[Exercise goal]
Look through the material below and count the lines with the string "June". Report only the count.

[Records excerpted from a collection]
------------------------------

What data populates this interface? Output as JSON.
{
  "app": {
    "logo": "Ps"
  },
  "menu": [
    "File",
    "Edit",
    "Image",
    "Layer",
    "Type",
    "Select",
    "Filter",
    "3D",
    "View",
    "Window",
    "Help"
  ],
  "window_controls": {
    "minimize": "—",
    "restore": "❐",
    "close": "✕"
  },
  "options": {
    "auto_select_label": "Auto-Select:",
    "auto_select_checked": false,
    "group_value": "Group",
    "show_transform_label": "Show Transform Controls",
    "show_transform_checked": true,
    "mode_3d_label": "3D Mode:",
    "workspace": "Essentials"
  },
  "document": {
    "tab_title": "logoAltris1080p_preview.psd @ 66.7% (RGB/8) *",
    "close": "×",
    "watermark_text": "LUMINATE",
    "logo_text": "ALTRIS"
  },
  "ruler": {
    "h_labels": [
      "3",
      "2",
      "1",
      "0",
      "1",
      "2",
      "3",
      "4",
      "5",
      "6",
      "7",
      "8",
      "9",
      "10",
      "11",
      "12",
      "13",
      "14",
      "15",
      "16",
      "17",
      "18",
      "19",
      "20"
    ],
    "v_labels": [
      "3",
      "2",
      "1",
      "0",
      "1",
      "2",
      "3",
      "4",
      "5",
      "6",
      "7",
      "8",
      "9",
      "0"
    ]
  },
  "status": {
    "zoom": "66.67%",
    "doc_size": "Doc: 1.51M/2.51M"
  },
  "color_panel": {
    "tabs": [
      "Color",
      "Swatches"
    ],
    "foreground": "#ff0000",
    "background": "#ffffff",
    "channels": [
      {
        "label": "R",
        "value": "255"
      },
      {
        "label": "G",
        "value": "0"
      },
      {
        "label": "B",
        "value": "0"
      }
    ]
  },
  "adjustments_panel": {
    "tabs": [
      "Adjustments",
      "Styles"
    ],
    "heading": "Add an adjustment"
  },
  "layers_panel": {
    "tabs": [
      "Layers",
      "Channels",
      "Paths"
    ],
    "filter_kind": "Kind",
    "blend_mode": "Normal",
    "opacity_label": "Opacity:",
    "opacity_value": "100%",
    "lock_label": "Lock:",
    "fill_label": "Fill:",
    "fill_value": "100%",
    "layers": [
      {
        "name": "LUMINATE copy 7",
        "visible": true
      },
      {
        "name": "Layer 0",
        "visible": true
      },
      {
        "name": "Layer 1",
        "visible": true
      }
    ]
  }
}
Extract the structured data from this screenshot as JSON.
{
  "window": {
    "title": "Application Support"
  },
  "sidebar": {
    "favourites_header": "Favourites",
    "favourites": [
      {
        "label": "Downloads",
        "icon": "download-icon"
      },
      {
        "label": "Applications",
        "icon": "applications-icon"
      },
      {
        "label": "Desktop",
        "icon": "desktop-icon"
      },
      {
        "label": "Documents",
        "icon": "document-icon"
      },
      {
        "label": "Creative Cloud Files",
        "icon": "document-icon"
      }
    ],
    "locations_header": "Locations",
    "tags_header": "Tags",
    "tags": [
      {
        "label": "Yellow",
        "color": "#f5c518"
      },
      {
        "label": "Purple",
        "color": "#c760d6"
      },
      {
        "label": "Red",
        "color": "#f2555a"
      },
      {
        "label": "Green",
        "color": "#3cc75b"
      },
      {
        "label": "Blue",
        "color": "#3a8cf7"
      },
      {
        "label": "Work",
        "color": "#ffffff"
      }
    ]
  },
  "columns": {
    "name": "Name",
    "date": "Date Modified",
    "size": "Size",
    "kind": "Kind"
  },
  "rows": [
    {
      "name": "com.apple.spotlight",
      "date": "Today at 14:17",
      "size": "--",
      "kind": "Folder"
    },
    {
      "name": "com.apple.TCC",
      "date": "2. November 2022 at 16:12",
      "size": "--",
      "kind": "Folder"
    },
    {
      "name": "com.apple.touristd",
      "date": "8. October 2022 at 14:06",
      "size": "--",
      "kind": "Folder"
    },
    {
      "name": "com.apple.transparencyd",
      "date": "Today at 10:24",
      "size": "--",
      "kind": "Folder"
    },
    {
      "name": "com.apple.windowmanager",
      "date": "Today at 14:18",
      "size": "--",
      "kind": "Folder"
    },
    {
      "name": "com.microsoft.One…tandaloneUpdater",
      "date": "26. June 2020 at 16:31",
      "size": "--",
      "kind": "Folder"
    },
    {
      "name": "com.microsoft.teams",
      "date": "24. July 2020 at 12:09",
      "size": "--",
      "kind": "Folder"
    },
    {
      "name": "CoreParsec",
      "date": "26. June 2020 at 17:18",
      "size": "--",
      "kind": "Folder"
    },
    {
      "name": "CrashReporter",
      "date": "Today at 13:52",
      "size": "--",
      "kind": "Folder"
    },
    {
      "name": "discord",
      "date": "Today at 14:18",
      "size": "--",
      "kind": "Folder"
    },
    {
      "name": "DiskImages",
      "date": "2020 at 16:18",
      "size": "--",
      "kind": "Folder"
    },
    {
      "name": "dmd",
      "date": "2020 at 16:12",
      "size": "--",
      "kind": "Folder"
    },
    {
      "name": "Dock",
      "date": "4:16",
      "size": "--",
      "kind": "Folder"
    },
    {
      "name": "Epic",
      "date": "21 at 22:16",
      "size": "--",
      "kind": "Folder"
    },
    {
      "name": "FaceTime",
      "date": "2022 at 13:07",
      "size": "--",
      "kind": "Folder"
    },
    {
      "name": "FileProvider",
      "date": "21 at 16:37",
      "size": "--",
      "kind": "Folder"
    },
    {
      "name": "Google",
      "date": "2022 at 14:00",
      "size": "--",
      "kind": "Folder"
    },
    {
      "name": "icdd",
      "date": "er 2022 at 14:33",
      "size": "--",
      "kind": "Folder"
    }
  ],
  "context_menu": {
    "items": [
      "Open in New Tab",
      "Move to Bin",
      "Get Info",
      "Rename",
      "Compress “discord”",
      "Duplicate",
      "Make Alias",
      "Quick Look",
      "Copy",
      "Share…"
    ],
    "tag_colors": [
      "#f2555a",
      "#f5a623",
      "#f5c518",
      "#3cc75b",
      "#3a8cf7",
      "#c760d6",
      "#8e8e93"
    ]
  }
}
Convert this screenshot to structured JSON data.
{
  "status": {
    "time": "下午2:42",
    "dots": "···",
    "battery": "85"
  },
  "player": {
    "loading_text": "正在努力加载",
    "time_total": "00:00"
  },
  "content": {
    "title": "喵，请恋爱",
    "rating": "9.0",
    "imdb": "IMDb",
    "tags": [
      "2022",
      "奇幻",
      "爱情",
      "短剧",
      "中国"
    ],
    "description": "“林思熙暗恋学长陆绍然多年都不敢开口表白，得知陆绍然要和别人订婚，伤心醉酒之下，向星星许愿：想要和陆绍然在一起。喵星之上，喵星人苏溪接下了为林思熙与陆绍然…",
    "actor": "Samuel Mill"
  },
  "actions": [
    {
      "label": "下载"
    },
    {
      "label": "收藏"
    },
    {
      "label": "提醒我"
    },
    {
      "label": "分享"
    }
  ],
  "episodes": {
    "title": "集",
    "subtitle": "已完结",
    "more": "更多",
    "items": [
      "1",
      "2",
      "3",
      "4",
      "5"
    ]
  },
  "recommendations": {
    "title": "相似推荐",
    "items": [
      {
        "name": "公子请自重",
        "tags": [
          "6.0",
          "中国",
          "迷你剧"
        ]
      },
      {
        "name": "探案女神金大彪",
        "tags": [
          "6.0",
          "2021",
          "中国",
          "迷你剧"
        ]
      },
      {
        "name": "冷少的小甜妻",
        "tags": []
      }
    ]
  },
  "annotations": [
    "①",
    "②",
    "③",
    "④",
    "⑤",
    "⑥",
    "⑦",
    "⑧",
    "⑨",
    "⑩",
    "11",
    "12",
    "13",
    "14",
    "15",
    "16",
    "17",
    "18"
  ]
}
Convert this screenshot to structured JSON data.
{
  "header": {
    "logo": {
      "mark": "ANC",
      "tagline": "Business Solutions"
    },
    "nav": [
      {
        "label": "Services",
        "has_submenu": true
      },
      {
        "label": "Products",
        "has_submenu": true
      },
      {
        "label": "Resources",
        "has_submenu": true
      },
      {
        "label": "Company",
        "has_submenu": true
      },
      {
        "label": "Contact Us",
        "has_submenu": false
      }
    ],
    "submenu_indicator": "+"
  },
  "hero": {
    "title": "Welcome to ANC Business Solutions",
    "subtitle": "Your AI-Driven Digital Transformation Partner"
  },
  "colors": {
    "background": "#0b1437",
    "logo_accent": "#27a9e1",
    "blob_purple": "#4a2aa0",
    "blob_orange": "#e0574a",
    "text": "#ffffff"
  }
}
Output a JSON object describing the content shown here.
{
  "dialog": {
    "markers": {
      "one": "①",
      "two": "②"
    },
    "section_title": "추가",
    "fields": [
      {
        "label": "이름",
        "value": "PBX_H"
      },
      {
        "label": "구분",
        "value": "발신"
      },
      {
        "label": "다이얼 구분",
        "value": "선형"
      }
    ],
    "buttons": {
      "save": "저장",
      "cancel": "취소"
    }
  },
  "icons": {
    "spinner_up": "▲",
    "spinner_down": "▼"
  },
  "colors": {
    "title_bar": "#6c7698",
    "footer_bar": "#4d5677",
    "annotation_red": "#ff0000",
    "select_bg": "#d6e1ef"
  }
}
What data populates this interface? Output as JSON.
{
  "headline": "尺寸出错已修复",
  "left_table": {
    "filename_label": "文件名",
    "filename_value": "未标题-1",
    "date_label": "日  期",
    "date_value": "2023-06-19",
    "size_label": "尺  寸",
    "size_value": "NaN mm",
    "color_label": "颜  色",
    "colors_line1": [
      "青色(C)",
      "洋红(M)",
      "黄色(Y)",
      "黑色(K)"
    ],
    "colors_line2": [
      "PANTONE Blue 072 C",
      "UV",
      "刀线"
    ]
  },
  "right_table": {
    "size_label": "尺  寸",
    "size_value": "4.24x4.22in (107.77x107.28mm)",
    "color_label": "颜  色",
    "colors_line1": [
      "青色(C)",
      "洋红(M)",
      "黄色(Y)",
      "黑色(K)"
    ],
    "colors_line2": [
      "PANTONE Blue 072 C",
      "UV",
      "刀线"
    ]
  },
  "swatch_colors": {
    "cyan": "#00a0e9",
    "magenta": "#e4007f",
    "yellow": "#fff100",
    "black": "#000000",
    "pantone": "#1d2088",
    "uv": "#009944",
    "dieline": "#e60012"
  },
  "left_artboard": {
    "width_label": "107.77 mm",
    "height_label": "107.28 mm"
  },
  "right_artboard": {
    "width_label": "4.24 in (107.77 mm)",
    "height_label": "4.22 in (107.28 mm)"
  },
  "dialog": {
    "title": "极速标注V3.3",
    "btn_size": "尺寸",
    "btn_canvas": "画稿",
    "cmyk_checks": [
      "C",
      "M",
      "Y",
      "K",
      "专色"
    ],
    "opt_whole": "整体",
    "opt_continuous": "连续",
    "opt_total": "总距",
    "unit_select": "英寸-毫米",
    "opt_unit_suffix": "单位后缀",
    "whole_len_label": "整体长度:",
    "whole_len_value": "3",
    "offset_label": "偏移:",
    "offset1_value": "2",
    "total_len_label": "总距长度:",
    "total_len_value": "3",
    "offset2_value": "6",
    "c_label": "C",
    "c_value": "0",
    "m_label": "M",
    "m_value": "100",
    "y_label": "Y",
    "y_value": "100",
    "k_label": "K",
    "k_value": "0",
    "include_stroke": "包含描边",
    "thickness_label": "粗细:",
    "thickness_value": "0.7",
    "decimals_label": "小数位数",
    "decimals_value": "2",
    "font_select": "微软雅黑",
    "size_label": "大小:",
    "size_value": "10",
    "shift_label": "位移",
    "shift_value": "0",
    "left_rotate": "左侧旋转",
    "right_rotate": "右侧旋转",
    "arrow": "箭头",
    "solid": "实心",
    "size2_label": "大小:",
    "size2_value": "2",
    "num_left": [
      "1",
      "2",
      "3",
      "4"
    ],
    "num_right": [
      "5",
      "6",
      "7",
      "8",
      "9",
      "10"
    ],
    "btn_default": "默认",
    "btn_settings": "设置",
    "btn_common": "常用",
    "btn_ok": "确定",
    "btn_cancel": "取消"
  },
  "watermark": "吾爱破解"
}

------------------------------

[Output]
2